■ What is being asked
Take from the listing each line that has the string "Editor".

[Data listing]
○ ○ ○
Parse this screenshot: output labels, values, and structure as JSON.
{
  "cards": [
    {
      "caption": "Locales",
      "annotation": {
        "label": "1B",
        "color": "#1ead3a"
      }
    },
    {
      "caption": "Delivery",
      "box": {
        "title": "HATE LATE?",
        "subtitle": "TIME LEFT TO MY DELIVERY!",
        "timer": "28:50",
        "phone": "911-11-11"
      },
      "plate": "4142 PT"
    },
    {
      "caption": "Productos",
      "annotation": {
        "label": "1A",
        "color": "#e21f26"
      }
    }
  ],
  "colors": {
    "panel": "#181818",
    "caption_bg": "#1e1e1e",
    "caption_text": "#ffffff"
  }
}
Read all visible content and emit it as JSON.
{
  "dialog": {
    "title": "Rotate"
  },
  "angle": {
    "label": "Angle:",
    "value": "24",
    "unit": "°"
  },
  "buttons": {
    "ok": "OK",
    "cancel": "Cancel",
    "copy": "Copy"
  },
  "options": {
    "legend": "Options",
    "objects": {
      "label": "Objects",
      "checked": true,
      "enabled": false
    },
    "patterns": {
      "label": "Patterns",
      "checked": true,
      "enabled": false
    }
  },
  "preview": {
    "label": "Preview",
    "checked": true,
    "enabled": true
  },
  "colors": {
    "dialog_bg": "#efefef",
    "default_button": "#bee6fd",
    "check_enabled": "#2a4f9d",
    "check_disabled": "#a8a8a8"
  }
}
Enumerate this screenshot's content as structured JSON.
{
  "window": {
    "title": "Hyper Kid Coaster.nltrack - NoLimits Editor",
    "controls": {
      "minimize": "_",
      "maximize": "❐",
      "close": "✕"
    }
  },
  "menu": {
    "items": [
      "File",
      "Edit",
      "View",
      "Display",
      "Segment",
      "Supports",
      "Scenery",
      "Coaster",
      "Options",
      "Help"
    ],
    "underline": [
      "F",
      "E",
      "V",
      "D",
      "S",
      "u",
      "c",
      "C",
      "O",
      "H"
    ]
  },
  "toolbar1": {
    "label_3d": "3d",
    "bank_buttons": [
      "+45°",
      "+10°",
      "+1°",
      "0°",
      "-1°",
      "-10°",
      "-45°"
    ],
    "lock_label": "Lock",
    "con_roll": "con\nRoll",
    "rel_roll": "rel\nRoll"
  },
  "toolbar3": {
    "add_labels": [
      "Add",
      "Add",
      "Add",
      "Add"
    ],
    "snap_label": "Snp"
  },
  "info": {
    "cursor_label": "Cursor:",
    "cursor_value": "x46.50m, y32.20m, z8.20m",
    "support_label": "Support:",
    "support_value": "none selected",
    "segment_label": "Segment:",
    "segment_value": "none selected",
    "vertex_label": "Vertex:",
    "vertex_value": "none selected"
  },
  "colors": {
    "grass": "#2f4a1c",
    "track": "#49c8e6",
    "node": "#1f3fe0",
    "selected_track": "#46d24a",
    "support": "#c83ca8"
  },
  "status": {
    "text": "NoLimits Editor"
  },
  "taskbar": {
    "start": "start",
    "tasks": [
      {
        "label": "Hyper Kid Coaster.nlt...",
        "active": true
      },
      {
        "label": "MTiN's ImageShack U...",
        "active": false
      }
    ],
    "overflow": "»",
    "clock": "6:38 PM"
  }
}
○ ○ ○
■ Response to this exercise
    "title": "Hyper Kid Coaster.nltrack - NoLimits Editor",
    "text": "NoLimits Editor"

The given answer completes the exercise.